Task goal: From the entries below, copy every line that holds the word "prefix".

****

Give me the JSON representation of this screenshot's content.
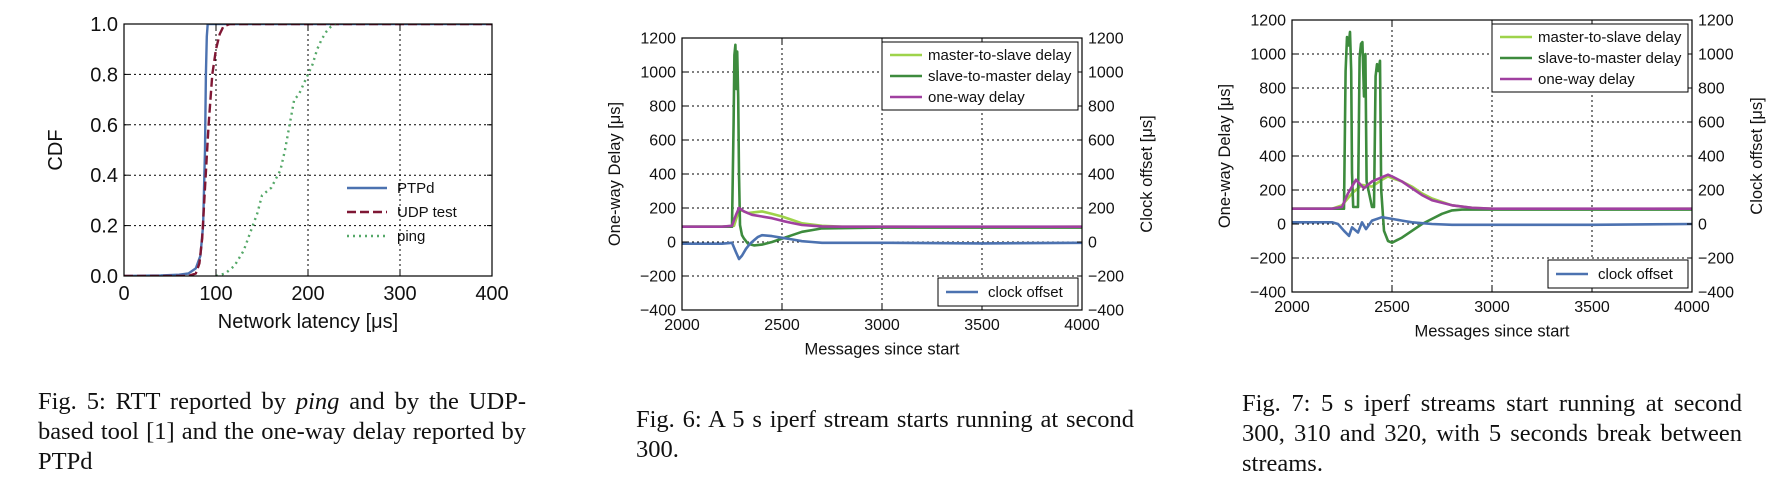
{
  "chart_data": [
    {
      "type": "line",
      "title": "",
      "xlabel": "Network latency [μs]",
      "ylabel": "CDF",
      "xlim": [
        0,
        400
      ],
      "ylim": [
        0,
        1
      ],
      "xticks": [
        0,
        100,
        200,
        300,
        400
      ],
      "yticks": [
        0.0,
        0.2,
        0.4,
        0.6,
        0.8,
        1.0
      ],
      "ytick_labels": [
        "0.0",
        "0.2",
        "0.4",
        "0.6",
        "0.8",
        "1.0"
      ],
      "grid": true,
      "legend_position": "lower-right",
      "series": [
        {
          "name": "PTPd",
          "color": "#4c72b0",
          "style": "solid",
          "x": [
            0,
            40,
            60,
            70,
            78,
            83,
            86,
            88,
            89,
            90,
            91,
            400
          ],
          "y": [
            0,
            0.002,
            0.005,
            0.01,
            0.03,
            0.08,
            0.2,
            0.5,
            0.8,
            0.95,
            1.0,
            1.0
          ]
        },
        {
          "name": "UDP test",
          "color": "#7f1734",
          "style": "dashed",
          "x": [
            0,
            70,
            78,
            82,
            85,
            88,
            92,
            96,
            100,
            104,
            108,
            115,
            400
          ],
          "y": [
            0,
            0.0,
            0.01,
            0.05,
            0.15,
            0.35,
            0.6,
            0.8,
            0.9,
            0.96,
            0.99,
            1.0,
            1.0
          ]
        },
        {
          "name": "ping",
          "color": "#55a868",
          "style": "dotted",
          "x": [
            100,
            110,
            120,
            130,
            140,
            145,
            150,
            160,
            170,
            175,
            180,
            185,
            190,
            195,
            200,
            205,
            210,
            215,
            220,
            225,
            230
          ],
          "y": [
            0.0,
            0.01,
            0.04,
            0.1,
            0.2,
            0.25,
            0.32,
            0.35,
            0.42,
            0.5,
            0.6,
            0.7,
            0.72,
            0.76,
            0.8,
            0.84,
            0.9,
            0.94,
            0.97,
            0.99,
            1.0
          ]
        }
      ],
      "caption": {
        "prefix": "Fig. 5: RTT reported by ",
        "italic": "ping",
        "suffix": " and by the UDP-based tool [1] and the one-way delay reported by PTPd"
      }
    },
    {
      "type": "line",
      "title": "",
      "xlabel": "Messages since start",
      "ylabel": "One-way Delay [μs]",
      "ylabel_right": "Clock offset [μs]",
      "xlim": [
        2000,
        4000
      ],
      "ylim": [
        -400,
        1200
      ],
      "xticks": [
        2000,
        2500,
        3000,
        3500,
        4000
      ],
      "yticks": [
        -400,
        -200,
        0,
        200,
        400,
        600,
        800,
        1000,
        1200
      ],
      "ytick_labels": [
        "−400",
        "−200",
        "0",
        "200",
        "400",
        "600",
        "800",
        "1000",
        "1200"
      ],
      "grid": true,
      "legend_position": "upper-right",
      "legend2_position": "lower-right",
      "series": [
        {
          "name": "master-to-slave delay",
          "color": "#9ed34a",
          "x": [
            2000,
            2200,
            2260,
            2275,
            2285,
            2300,
            2330,
            2360,
            2400,
            2450,
            2500,
            2550,
            2600,
            2700,
            2800,
            3000,
            3500,
            4000
          ],
          "y": [
            90,
            90,
            95,
            150,
            190,
            185,
            170,
            175,
            180,
            165,
            150,
            130,
            110,
            95,
            90,
            90,
            88,
            90
          ]
        },
        {
          "name": "slave-to-master delay",
          "color": "#3d8b3d",
          "x": [
            2000,
            2200,
            2250,
            2258,
            2262,
            2267,
            2272,
            2276,
            2281,
            2285,
            2290,
            2300,
            2310,
            2330,
            2360,
            2400,
            2450,
            2500,
            2550,
            2600,
            2650,
            2700,
            3000,
            3500,
            4000
          ],
          "y": [
            90,
            90,
            90,
            700,
            1100,
            1160,
            900,
            1120,
            850,
            400,
            100,
            40,
            20,
            -10,
            -20,
            -15,
            0,
            20,
            40,
            60,
            70,
            80,
            85,
            85,
            85
          ]
        },
        {
          "name": "one-way delay",
          "color": "#a040a0",
          "x": [
            2000,
            2200,
            2250,
            2270,
            2285,
            2310,
            2350,
            2400,
            2450,
            2500,
            2550,
            2600,
            2700,
            2800,
            3000,
            3500,
            4000
          ],
          "y": [
            90,
            90,
            95,
            160,
            200,
            180,
            160,
            150,
            140,
            125,
            112,
            100,
            92,
            90,
            90,
            90,
            90
          ]
        },
        {
          "name": "clock offset",
          "color": "#4c72b0",
          "x": [
            2000,
            2200,
            2250,
            2270,
            2285,
            2300,
            2320,
            2340,
            2360,
            2380,
            2400,
            2450,
            2500,
            2550,
            2600,
            2650,
            2700,
            2800,
            3000,
            3500,
            4000
          ],
          "y": [
            -10,
            -10,
            -5,
            -60,
            -100,
            -80,
            -40,
            -10,
            10,
            30,
            40,
            35,
            25,
            15,
            5,
            0,
            -5,
            -5,
            -5,
            -8,
            -5
          ]
        }
      ],
      "caption": {
        "prefix": "Fig. 6: A 5 s iperf stream starts running at second 300.",
        "italic": "",
        "suffix": ""
      }
    },
    {
      "type": "line",
      "title": "",
      "xlabel": "Messages since start",
      "ylabel": "One-way Delay [μs]",
      "ylabel_right": "Clock offset [μs]",
      "xlim": [
        2000,
        4000
      ],
      "ylim": [
        -400,
        1200
      ],
      "xticks": [
        2000,
        2500,
        3000,
        3500,
        4000
      ],
      "yticks": [
        -400,
        -200,
        0,
        200,
        400,
        600,
        800,
        1000,
        1200
      ],
      "ytick_labels": [
        "−400",
        "−200",
        "0",
        "200",
        "400",
        "600",
        "800",
        "1000",
        "1200"
      ],
      "grid": true,
      "legend_position": "upper-right",
      "legend2_position": "lower-right",
      "series": [
        {
          "name": "master-to-slave delay",
          "color": "#9ed34a",
          "x": [
            2000,
            2200,
            2250,
            2300,
            2350,
            2400,
            2450,
            2480,
            2500,
            2550,
            2600,
            2650,
            2700,
            2800,
            2900,
            3000,
            3500,
            4000
          ],
          "y": [
            90,
            90,
            110,
            180,
            230,
            220,
            260,
            280,
            270,
            250,
            220,
            180,
            150,
            110,
            95,
            90,
            88,
            90
          ]
        },
        {
          "name": "slave-to-master delay",
          "color": "#3d8b3d",
          "x": [
            2000,
            2200,
            2260,
            2268,
            2275,
            2283,
            2290,
            2296,
            2300,
            2306,
            2330,
            2338,
            2345,
            2352,
            2360,
            2367,
            2373,
            2400,
            2410,
            2418,
            2425,
            2432,
            2440,
            2446,
            2460,
            2480,
            2500,
            2550,
            2600,
            2650,
            2700,
            2750,
            2800,
            2850,
            3000,
            3500,
            4000
          ],
          "y": [
            90,
            90,
            90,
            900,
            1100,
            1050,
            1130,
            900,
            300,
            100,
            100,
            980,
            1060,
            1070,
            750,
            1000,
            250,
            100,
            100,
            870,
            940,
            900,
            960,
            200,
            -40,
            -100,
            -110,
            -80,
            -40,
            0,
            30,
            60,
            80,
            85,
            85,
            85,
            85
          ]
        },
        {
          "name": "one-way delay",
          "color": "#a040a0",
          "x": [
            2000,
            2200,
            2250,
            2280,
            2320,
            2360,
            2400,
            2440,
            2480,
            2500,
            2550,
            2600,
            2650,
            2700,
            2800,
            2900,
            3000,
            3500,
            4000
          ],
          "y": [
            90,
            90,
            100,
            180,
            260,
            210,
            250,
            270,
            290,
            280,
            250,
            210,
            170,
            140,
            110,
            95,
            90,
            90,
            90
          ]
        },
        {
          "name": "clock offset",
          "color": "#4c72b0",
          "x": [
            2000,
            2200,
            2230,
            2260,
            2285,
            2300,
            2330,
            2350,
            2370,
            2400,
            2450,
            2500,
            2550,
            2600,
            2700,
            2800,
            3000,
            3500,
            4000
          ],
          "y": [
            10,
            10,
            0,
            -40,
            -70,
            -20,
            -50,
            10,
            -30,
            20,
            40,
            30,
            20,
            10,
            0,
            -5,
            -5,
            -5,
            0
          ]
        }
      ],
      "caption": {
        "prefix": "Fig. 7: 5 s iperf streams start running at second 300, 310 and 320, with 5 seconds break between streams.",
        "italic": "",
        "suffix": ""
      }
    }
  ]
}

****

Solution:
        "prefix": "Fig. 5: RTT reported by ",
        "prefix": "Fig. 6: A 5 s iperf stream starts running at second 300.",
        "prefix": "Fig. 7: 5 s iperf streams start running at second 300, 310 and 320, with 5 seconds break between streams.",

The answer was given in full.